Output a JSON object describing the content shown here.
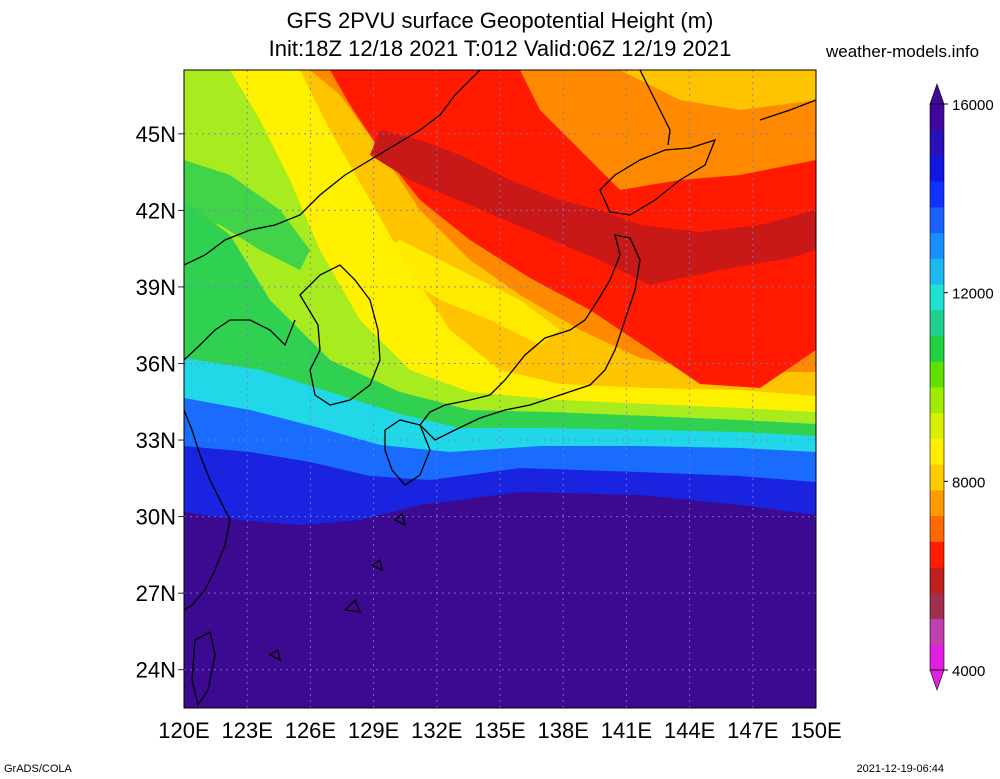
{
  "title_line1": "GFS 2PVU surface Geopotential Height (m)",
  "title_line2": "Init:18Z 12/18 2021 T:012 Valid:06Z 12/19 2021",
  "site": "weather-models.info",
  "footer_left": "GrADS/COLA",
  "footer_right": "2021-12-19-06:44",
  "map": {
    "lon_ticks": [
      "120E",
      "123E",
      "126E",
      "129E",
      "132E",
      "135E",
      "138E",
      "141E",
      "144E",
      "147E",
      "150E"
    ],
    "lat_ticks": [
      "45N",
      "42N",
      "39N",
      "36N",
      "33N",
      "30N",
      "27N",
      "24N"
    ],
    "lon_range": [
      120,
      150
    ],
    "lat_range": [
      22.5,
      47.5
    ]
  },
  "colorbar": {
    "labels": [
      "16000",
      "12000",
      "8000",
      "4000"
    ],
    "colors": [
      "#e020e0",
      "#c040b0",
      "#a03050",
      "#c02020",
      "#ff1e00",
      "#ff6a00",
      "#ff9a00",
      "#ffcc00",
      "#ffee00",
      "#d8f000",
      "#a0ec00",
      "#60e000",
      "#20d040",
      "#20d090",
      "#20e0d0",
      "#20b8f0",
      "#1a90ff",
      "#1a60ff",
      "#1030ff",
      "#1018e0",
      "#2a10b8",
      "#40089a"
    ]
  },
  "palette": {
    "purple": "#3c0a90",
    "deep_blue": "#1a24e0",
    "blue": "#1a6cff",
    "cyan": "#20d8e8",
    "green": "#30d050",
    "lime": "#a8ec20",
    "yellow": "#fff000",
    "gold": "#ffc400",
    "orange": "#ff8a00",
    "red": "#ff1a00",
    "dark_red": "#c81818"
  }
}
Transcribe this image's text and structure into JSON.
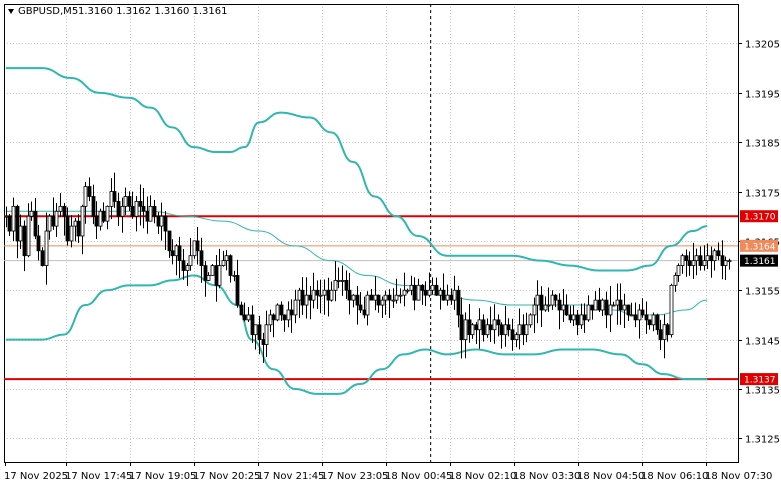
{
  "header": {
    "symbol_timeframe": "GBPUSD,M5",
    "ohlc": "1.3160 1.3162 1.3160 1.3161"
  },
  "colors": {
    "background": "#ffffff",
    "grid": "#c8c8c8",
    "candle": "#000000",
    "band": "#2fb7b0",
    "ma": "#2fb7b0",
    "level_line": "#e00000",
    "level_badge": "#e00000",
    "upper_ref_line": "#f08a5a",
    "upper_ref_badge": "#f08a5a",
    "bid_line": "#c0c0c0",
    "bid_badge": "#000000",
    "vline": "#000000"
  },
  "chart_data": {
    "type": "candlestick",
    "y_ticks": [
      "1.3205",
      "1.3195",
      "1.3185",
      "1.3175",
      "1.3165",
      "1.3155",
      "1.3145",
      "1.3135",
      "1.3125"
    ],
    "x_ticks": [
      "17 Nov 2025",
      "17 Nov 17:45",
      "17 Nov 19:05",
      "17 Nov 20:25",
      "17 Nov 21:45",
      "17 Nov 23:05",
      "18 Nov 00:45",
      "18 Nov 02:10",
      "18 Nov 03:30",
      "18 Nov 04:50",
      "18 Nov 06:10",
      "18 Nov 07:30"
    ],
    "ylim": [
      1.31202,
      1.3213
    ],
    "levels": [
      {
        "label": "1.3170",
        "value": 1.317
      },
      {
        "label": "1.3137",
        "value": 1.3137
      }
    ],
    "ref_line": {
      "label": "1.3164",
      "value": 1.3164
    },
    "bid": {
      "label": "1.3161",
      "value": 1.3161
    },
    "vline_x": 117.5,
    "x_count": 203,
    "candles_close": [
      1.317,
      1.3167,
      1.3172,
      1.3165,
      1.3168,
      1.3162,
      1.317,
      1.3171,
      1.3166,
      1.3163,
      1.316,
      1.3167,
      1.317,
      1.3168,
      1.3171,
      1.3172,
      1.317,
      1.3165,
      1.3168,
      1.3169,
      1.3166,
      1.3172,
      1.3176,
      1.3174,
      1.317,
      1.3168,
      1.3171,
      1.3169,
      1.3172,
      1.3175,
      1.3173,
      1.317,
      1.3172,
      1.3174,
      1.3172,
      1.317,
      1.3173,
      1.3172,
      1.3171,
      1.3169,
      1.3172,
      1.317,
      1.3168,
      1.317,
      1.3167,
      1.3163,
      1.3162,
      1.3164,
      1.3161,
      1.3159,
      1.316,
      1.3162,
      1.3165,
      1.3163,
      1.316,
      1.3157,
      1.3158,
      1.316,
      1.3156,
      1.316,
      1.3161,
      1.3162,
      1.3158,
      1.3158,
      1.3152,
      1.315,
      1.3149,
      1.315,
      1.3146,
      1.3148,
      1.3145,
      1.3144,
      1.3148,
      1.315,
      1.3149,
      1.3152,
      1.315,
      1.3149,
      1.3151,
      1.315,
      1.3153,
      1.3155,
      1.3152,
      1.3154,
      1.3153,
      1.3155,
      1.3154,
      1.3154,
      1.3155,
      1.3153,
      1.3155,
      1.3157,
      1.3157,
      1.3157,
      1.3155,
      1.3153,
      1.3154,
      1.3152,
      1.3151,
      1.315,
      1.3154,
      1.3153,
      1.3154,
      1.3152,
      1.3153,
      1.3154,
      1.3153,
      1.3153,
      1.3154,
      1.3154,
      1.3155,
      1.3155,
      1.3156,
      1.3153,
      1.3156,
      1.3155,
      1.3154,
      1.3155,
      1.3156,
      1.3154,
      1.3155,
      1.3153,
      1.3154,
      1.3153,
      1.3155,
      1.315,
      1.3145,
      1.3149,
      1.3146,
      1.3148,
      1.3147,
      1.3149,
      1.3146,
      1.3148,
      1.3147,
      1.3149,
      1.3148,
      1.3146,
      1.3148,
      1.3147,
      1.3145,
      1.3146,
      1.3148,
      1.3146,
      1.3148,
      1.315,
      1.3152,
      1.3154,
      1.3151,
      1.3152,
      1.3152,
      1.3154,
      1.3153,
      1.3151,
      1.3152,
      1.315,
      1.3149,
      1.315,
      1.3148,
      1.315,
      1.3149,
      1.3152,
      1.3151,
      1.3153,
      1.3151,
      1.3153,
      1.315,
      1.3152,
      1.3152,
      1.3153,
      1.3151,
      1.3152,
      1.315,
      1.315,
      1.3149,
      1.3151,
      1.315,
      1.3149,
      1.3148,
      1.315,
      1.3147,
      1.3145,
      1.3148,
      1.3146,
      1.3156,
      1.3158,
      1.316,
      1.3162,
      1.3161,
      1.316,
      1.3161,
      1.3162,
      1.316,
      1.3161,
      1.3162,
      1.3161,
      1.3163,
      1.3162,
      1.316,
      1.3161,
      1.3161
    ],
    "upper_band": [
      [
        0,
        1.32
      ],
      [
        10,
        1.32
      ],
      [
        18,
        1.3198
      ],
      [
        26,
        1.3195
      ],
      [
        34,
        1.3194
      ],
      [
        40,
        1.3192
      ],
      [
        46,
        1.3188
      ],
      [
        52,
        1.3184
      ],
      [
        58,
        1.3183
      ],
      [
        62,
        1.3183
      ],
      [
        66,
        1.3184
      ],
      [
        70,
        1.3189
      ],
      [
        76,
        1.3191
      ],
      [
        84,
        1.319
      ],
      [
        90,
        1.3187
      ],
      [
        96,
        1.3181
      ],
      [
        102,
        1.3174
      ],
      [
        108,
        1.317
      ],
      [
        114,
        1.3166
      ],
      [
        122,
        1.3162
      ],
      [
        130,
        1.3162
      ],
      [
        140,
        1.3162
      ],
      [
        148,
        1.3161
      ],
      [
        156,
        1.316
      ],
      [
        164,
        1.3159
      ],
      [
        172,
        1.3159
      ],
      [
        178,
        1.316
      ],
      [
        184,
        1.3164
      ],
      [
        190,
        1.3167
      ],
      [
        194,
        1.3168
      ]
    ],
    "lower_band": [
      [
        0,
        1.3145
      ],
      [
        10,
        1.3145
      ],
      [
        16,
        1.3146
      ],
      [
        22,
        1.3152
      ],
      [
        28,
        1.3155
      ],
      [
        34,
        1.3156
      ],
      [
        40,
        1.3156
      ],
      [
        46,
        1.3157
      ],
      [
        52,
        1.3158
      ],
      [
        58,
        1.3156
      ],
      [
        64,
        1.3152
      ],
      [
        68,
        1.3145
      ],
      [
        74,
        1.3139
      ],
      [
        80,
        1.3135
      ],
      [
        86,
        1.3134
      ],
      [
        92,
        1.3134
      ],
      [
        98,
        1.3136
      ],
      [
        104,
        1.3139
      ],
      [
        110,
        1.3142
      ],
      [
        116,
        1.3143
      ],
      [
        122,
        1.3142
      ],
      [
        130,
        1.3143
      ],
      [
        138,
        1.3142
      ],
      [
        146,
        1.3142
      ],
      [
        154,
        1.3143
      ],
      [
        162,
        1.3143
      ],
      [
        170,
        1.3142
      ],
      [
        176,
        1.314
      ],
      [
        182,
        1.3138
      ],
      [
        188,
        1.3137
      ],
      [
        194,
        1.3137
      ]
    ],
    "middle_line": [
      [
        0,
        1.3171
      ],
      [
        20,
        1.3171
      ],
      [
        40,
        1.3171
      ],
      [
        50,
        1.317
      ],
      [
        60,
        1.3169
      ],
      [
        70,
        1.3167
      ],
      [
        80,
        1.3164
      ],
      [
        90,
        1.3161
      ],
      [
        100,
        1.3158
      ],
      [
        110,
        1.3156
      ],
      [
        120,
        1.3154
      ],
      [
        130,
        1.3153
      ],
      [
        140,
        1.3152
      ],
      [
        150,
        1.3152
      ],
      [
        160,
        1.3152
      ],
      [
        168,
        1.3151
      ],
      [
        174,
        1.315
      ],
      [
        180,
        1.315
      ],
      [
        188,
        1.3151
      ],
      [
        194,
        1.3153
      ]
    ]
  }
}
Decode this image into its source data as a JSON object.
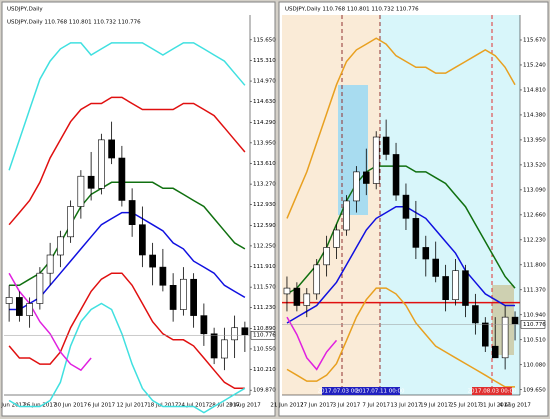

◆ ◆ ◆

• What you have to do: Copy out each line of the records where the string "value" appears.

• Task solution:
        "value": 1.317
        "value": 1.3137
      "value": 1.3164
      "value": 1.3161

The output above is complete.